TEXTO PARA LER
⁂
1. Em mensagem do dia 19 de Janeiro de 2013, o nosso camarada Abílio Magro (ex-Fur Mil Amanuense (CSJD/QG/CTIG, 1973/74), enviou mais uma peripécia para a sua série Um amanuense em terras de Kako Baldé.
Um Amanuense em terras de Kako Baldé
(Para quem não sabe, Kako Baldé era o nome por que era conhecido, entre a tropa, o General Spínola. Kako – (caco) lente que o General metia no olho. Baldé – Nome muito comum na Guiné)
4.1 – Curtas férias em Cacine – CCAÇ 3520
Na sequência dos acontecimentos relatados no post anterior teríamos então de, na manhã seguinte, nos apresentar no Cais do Pidjiquiti a fim de embarcar num pequeno barco de carga, vulgarmente chamado de “barco turra”, que nos levaria para o Sul (???).
Entretanto tivemos de nos aviar em terra. Distribuíram-nos as G3, cartucheiras atestadas e várias embalagens de munições para G3(???).
Sul, G3, munições à “fartazana”! Iríamos para Gadamael?! A “coisa” já não me estava a cheirar nada bem. Comecei a pensar se não teria sido melhor eu ter ido para Padre!
Eu sou Amanuense, porra!
De seguida, foi-nos fornecido equipamento que me deixou completamente no nível mais elevado da estupefacção!
Foram-nos entregues
2 Máquinas de escrever Messa, devidamente embaladas e acondicionadas, rigorosamente a estrear!
É certo que, naquela Terra, raramente bebia água, mas juro que, naquele dia, o único álcool que tinha ingerido tinha sido o do copo que me serviram à hora do almoço e uma cerveja a meio da tarde, até porque estava em serviço de Sargento da Guarda!
Ó saudoso Raul Solnado, tu que és entendido neste tipo de guerras, diz-me, por favor:
- “O que vai um grupo composto por, 1 Major comando, 1 Alf. Milº OE, 1 Fur. Milº de Transportes, 1 Fur. Milº Amanuense e 1 Cabo Escriturário, armados e acompanhados de 2 máquinas de escrever, fazer para uma zona onde há “festa da brava”?!
Bom, no dia seguinte, lá pelas 7 horas da manhã, apresentamo-nos no Pidjiquiti de armas e bagagens e embarcamos no tal “iate”. Este teria talvez uns 8 x 4m e era composto por um porão coberto a madeira e uma “cabine” (4 estacas e uma cobertura).
A tripulação era composta pelo comandante (um negro de meia-idade, com o seu cachimbo artesanal sempre na boca) e outros 2 negros, mais jovens.
Quando o sol começava a “apertar”, a única sombra possível era no porão que se encontrava cheio de rações de combate e alguns bidões de combustível e onde se podia cozer pão com algum grau de certeza de êxito.
⁂
TAREFAS PARA RESOLVER
A – No relato, que equipamento deixou o amanuense no nível mais elevado da estupefação?
B – Copie do relato, sem alterar nada, o trecho que começa em "Ó saudoso Raul" e vai até "negros, mais jovens.".
⁂
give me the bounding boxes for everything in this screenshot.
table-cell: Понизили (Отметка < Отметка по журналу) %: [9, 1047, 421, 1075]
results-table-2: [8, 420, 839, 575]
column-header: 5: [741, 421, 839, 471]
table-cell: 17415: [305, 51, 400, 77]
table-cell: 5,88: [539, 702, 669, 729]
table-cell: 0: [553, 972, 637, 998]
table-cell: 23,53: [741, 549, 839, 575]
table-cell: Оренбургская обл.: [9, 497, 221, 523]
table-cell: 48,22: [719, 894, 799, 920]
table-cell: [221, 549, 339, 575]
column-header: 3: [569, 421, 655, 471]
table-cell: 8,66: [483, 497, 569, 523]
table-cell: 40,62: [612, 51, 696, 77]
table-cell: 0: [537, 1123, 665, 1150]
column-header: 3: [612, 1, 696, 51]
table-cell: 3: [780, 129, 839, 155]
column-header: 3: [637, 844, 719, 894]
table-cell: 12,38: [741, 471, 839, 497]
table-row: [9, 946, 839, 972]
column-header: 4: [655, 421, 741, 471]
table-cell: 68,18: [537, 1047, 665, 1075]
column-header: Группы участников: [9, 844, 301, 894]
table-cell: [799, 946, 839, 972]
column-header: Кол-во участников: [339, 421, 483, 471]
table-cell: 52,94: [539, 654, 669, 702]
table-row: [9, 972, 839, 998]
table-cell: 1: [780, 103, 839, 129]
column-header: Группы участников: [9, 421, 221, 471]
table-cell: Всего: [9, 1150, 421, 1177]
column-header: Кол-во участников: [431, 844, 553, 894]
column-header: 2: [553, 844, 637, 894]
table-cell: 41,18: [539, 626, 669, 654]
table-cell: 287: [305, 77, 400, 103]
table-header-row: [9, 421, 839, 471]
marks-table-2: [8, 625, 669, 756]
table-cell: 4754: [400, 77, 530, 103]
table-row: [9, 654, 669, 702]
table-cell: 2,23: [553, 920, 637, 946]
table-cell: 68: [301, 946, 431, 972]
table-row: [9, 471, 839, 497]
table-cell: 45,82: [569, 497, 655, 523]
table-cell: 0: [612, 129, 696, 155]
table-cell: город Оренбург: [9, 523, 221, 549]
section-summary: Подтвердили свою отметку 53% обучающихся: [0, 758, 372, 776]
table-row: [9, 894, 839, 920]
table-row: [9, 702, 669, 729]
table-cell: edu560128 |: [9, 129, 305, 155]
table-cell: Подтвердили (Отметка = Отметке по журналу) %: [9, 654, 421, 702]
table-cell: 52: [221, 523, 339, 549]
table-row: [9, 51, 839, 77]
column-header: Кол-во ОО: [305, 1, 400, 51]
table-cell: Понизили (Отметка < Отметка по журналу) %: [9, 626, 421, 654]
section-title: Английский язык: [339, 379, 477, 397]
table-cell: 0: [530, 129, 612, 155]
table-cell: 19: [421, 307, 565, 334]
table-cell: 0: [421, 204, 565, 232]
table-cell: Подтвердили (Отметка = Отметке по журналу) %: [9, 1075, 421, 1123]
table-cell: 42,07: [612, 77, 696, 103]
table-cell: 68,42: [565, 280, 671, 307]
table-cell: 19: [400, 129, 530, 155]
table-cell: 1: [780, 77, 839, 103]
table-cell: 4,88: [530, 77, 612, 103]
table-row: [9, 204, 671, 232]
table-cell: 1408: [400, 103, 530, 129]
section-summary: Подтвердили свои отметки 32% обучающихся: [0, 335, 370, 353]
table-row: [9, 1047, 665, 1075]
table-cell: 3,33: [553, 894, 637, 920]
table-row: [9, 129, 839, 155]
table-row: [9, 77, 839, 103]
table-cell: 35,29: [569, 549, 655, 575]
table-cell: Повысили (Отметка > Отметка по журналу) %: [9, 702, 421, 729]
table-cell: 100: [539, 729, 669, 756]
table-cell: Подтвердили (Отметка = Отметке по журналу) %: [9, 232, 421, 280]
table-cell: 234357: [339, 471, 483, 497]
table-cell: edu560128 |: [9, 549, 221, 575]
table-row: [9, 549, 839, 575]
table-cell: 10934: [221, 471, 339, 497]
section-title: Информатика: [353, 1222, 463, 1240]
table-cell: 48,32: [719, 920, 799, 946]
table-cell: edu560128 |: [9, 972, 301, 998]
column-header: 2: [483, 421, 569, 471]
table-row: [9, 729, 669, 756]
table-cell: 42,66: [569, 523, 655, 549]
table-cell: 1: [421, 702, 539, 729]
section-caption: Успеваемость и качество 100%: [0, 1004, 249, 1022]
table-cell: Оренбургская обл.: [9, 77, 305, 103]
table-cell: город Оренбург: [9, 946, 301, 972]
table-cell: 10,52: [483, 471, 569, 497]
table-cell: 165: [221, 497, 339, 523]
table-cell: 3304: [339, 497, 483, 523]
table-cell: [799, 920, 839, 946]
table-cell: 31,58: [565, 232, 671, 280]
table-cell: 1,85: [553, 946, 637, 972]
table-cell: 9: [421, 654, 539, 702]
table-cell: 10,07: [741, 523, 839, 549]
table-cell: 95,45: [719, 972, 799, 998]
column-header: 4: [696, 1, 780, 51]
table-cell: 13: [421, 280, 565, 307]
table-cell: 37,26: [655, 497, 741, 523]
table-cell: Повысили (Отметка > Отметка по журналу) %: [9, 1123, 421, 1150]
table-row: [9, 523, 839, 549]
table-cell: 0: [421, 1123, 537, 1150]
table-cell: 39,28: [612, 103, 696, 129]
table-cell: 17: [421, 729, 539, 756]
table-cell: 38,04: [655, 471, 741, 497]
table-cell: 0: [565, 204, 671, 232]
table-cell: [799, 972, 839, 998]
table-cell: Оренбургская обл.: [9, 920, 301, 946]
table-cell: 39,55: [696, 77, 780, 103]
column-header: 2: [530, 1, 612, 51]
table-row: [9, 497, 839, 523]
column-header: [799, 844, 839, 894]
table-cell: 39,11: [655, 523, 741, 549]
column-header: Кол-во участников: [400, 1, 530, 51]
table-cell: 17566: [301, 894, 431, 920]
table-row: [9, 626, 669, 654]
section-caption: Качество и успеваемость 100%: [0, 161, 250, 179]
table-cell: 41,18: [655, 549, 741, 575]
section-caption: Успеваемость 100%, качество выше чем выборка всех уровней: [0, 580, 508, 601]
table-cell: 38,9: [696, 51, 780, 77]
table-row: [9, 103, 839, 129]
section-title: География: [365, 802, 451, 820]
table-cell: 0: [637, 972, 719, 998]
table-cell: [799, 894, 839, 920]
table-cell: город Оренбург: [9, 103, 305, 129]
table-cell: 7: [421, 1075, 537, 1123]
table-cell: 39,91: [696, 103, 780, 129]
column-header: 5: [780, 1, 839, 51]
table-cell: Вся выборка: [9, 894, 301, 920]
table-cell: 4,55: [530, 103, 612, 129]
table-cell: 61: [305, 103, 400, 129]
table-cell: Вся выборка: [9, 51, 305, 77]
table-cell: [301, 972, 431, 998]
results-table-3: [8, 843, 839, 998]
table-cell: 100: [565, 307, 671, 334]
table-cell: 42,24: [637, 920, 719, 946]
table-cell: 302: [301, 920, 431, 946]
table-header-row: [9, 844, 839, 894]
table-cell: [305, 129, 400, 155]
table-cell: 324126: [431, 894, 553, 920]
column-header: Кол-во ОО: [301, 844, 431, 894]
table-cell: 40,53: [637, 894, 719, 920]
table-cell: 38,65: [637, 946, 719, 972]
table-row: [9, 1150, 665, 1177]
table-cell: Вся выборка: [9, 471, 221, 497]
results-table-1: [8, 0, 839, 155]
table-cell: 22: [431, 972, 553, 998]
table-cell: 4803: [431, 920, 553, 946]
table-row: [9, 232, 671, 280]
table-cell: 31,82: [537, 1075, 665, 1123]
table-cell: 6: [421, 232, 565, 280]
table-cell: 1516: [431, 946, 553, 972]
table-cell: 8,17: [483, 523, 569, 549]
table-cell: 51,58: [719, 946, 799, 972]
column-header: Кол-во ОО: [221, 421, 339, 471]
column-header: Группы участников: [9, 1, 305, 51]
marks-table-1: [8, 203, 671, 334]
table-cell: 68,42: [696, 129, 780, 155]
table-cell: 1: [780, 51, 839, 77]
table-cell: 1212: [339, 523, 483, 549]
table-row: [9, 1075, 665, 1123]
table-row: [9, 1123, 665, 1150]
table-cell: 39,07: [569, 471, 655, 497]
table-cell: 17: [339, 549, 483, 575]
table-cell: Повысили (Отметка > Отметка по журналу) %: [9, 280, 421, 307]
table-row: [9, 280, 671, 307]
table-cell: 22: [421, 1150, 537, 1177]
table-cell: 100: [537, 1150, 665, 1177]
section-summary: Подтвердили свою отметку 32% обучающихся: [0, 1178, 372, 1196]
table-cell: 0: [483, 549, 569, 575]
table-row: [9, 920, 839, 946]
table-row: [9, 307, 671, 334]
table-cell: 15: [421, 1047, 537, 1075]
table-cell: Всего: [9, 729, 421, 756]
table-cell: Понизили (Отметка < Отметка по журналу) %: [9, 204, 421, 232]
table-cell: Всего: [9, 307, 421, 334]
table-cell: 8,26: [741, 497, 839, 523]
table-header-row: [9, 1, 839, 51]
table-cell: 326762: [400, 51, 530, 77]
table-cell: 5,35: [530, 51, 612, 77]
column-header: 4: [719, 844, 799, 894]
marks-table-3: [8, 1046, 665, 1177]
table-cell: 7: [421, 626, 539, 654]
⁂
RESPOSTAS POR ORDEM
A – Duas máquinas de escrever Messa, embaladas e ainda por estrear.

B –
Ó saudoso Raul Solnado, tu que és entendido neste tipo de guerras, diz-me, por favor:
- “O que vai um grupo composto por, 1 Major comando, 1 Alf. Milº OE, 1 Fur. Milº de Transportes, 1 Fur. Milº Amanuense e 1 Cabo Escriturário, armados e acompanhados de 2 máquinas de escrever, fazer para uma zona onde há “festa da brava”?!
Bom, no dia seguinte, lá pelas 7 horas da manhã, apresentamo-nos no Pidjiquiti de armas e bagagens e embarcamos no tal “iate”. Este teria talvez uns 8 x 4m e era composto por um porão coberto a madeira e uma “cabine” (4 estacas e uma cobertura).
A tripulação era composta pelo comandante (um negro de meia-idade, com o seu cachimbo artesanal sempre na boca) e outros 2 negros, mais jovens.